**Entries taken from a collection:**
----------------------------------------

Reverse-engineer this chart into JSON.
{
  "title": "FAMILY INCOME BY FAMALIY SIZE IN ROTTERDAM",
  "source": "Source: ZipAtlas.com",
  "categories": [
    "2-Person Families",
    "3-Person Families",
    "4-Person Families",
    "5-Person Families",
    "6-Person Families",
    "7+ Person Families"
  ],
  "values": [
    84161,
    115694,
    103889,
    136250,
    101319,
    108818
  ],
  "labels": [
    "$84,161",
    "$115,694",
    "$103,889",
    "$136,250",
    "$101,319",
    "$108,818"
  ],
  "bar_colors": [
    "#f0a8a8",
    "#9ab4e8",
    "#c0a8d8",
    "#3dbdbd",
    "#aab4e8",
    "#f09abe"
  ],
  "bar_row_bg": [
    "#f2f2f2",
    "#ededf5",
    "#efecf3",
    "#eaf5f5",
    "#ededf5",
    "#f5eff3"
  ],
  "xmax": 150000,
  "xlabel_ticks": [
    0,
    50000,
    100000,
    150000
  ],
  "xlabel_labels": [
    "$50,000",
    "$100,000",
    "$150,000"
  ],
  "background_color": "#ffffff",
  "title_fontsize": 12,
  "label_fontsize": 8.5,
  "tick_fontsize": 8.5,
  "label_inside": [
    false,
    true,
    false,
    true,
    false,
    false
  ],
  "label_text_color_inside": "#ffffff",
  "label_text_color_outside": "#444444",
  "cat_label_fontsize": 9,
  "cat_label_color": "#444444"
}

----------------------------------------

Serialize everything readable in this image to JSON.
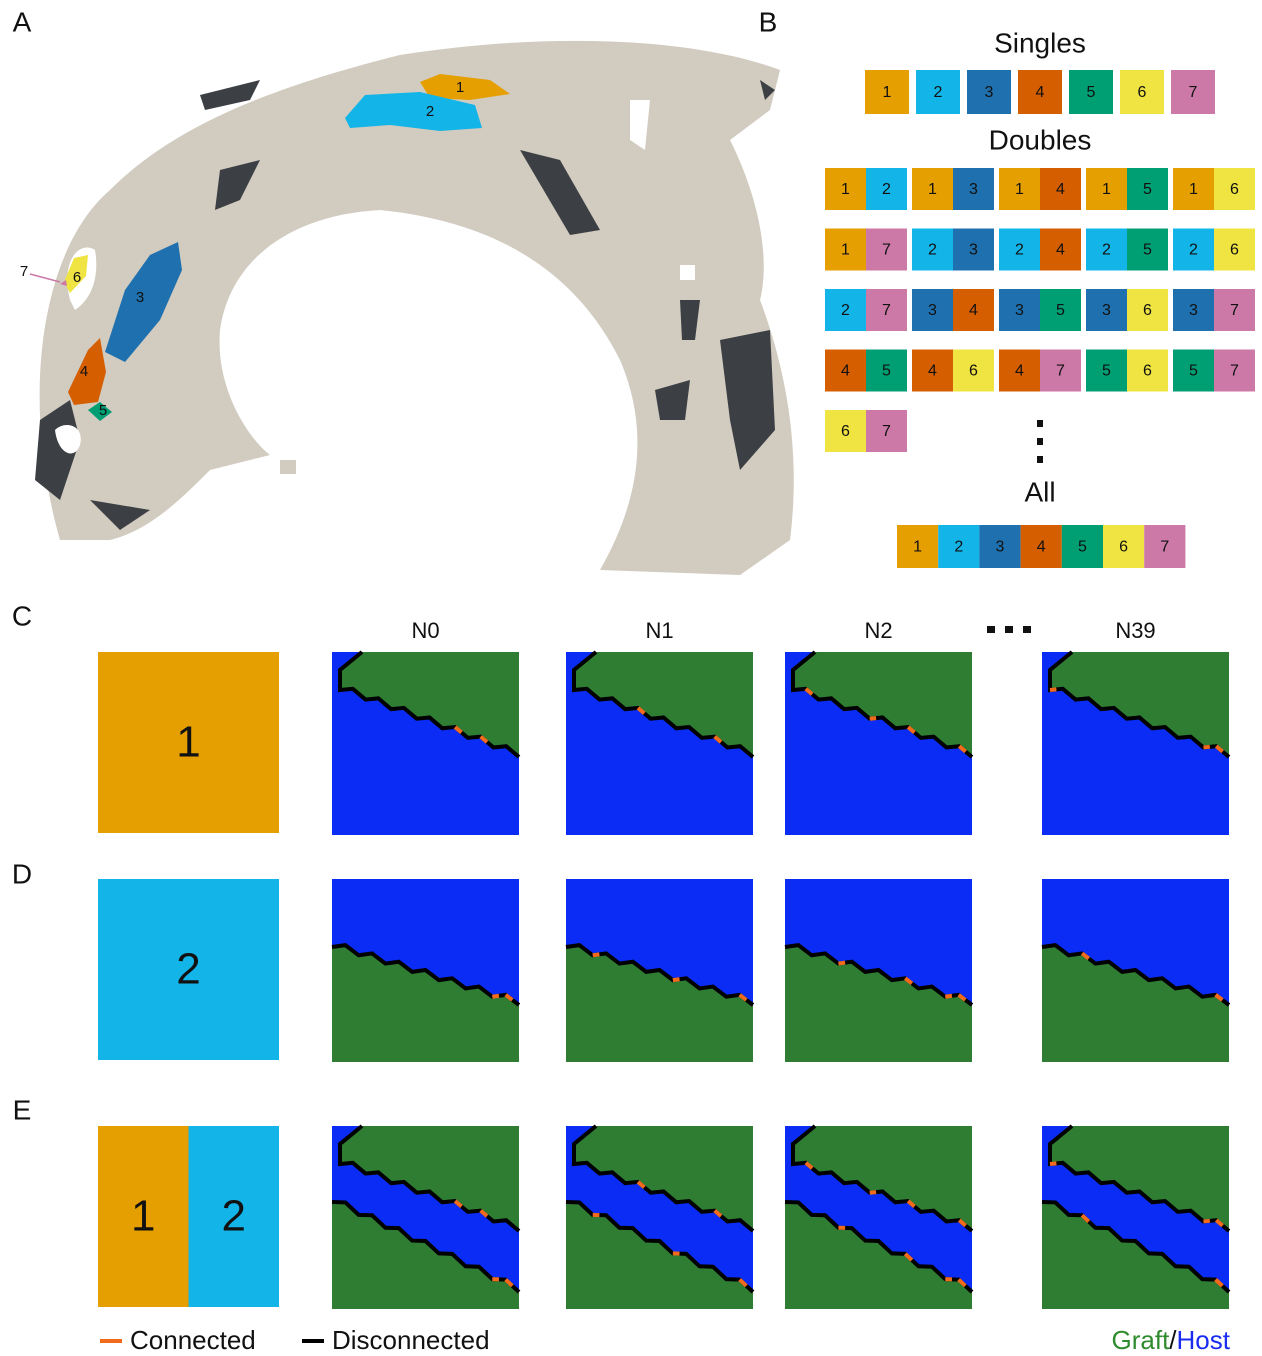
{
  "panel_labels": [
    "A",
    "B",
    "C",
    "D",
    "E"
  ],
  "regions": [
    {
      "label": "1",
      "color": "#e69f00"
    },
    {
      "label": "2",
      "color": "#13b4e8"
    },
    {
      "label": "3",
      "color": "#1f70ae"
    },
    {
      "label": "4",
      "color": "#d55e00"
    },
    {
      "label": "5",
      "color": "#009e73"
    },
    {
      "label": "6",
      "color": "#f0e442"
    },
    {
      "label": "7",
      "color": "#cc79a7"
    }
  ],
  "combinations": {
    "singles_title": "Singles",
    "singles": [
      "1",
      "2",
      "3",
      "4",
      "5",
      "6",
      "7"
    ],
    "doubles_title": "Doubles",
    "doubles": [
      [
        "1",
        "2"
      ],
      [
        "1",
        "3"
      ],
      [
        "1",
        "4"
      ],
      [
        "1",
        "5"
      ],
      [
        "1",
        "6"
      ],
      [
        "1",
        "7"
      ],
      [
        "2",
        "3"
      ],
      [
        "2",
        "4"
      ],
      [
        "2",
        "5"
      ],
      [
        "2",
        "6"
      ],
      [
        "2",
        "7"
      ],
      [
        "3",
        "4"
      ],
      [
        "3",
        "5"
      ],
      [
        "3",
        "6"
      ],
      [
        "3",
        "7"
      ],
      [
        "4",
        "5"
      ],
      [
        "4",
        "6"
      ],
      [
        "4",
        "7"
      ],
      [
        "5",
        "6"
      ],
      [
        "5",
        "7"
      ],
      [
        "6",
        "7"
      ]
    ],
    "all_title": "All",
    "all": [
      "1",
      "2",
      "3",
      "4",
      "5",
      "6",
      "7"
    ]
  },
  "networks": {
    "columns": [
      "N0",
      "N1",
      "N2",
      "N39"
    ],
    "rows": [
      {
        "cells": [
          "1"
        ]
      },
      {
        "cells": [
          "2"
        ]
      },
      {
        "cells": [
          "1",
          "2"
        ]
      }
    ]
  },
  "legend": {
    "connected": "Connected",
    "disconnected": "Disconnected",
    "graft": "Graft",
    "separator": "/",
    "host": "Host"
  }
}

----------------------------------------

**What to produce:**
Write out every line of the entries that holds the word "ffffff".

**The result:**
  "background_color": "#ffffff",
  "label_text_color_inside": "#ffffff",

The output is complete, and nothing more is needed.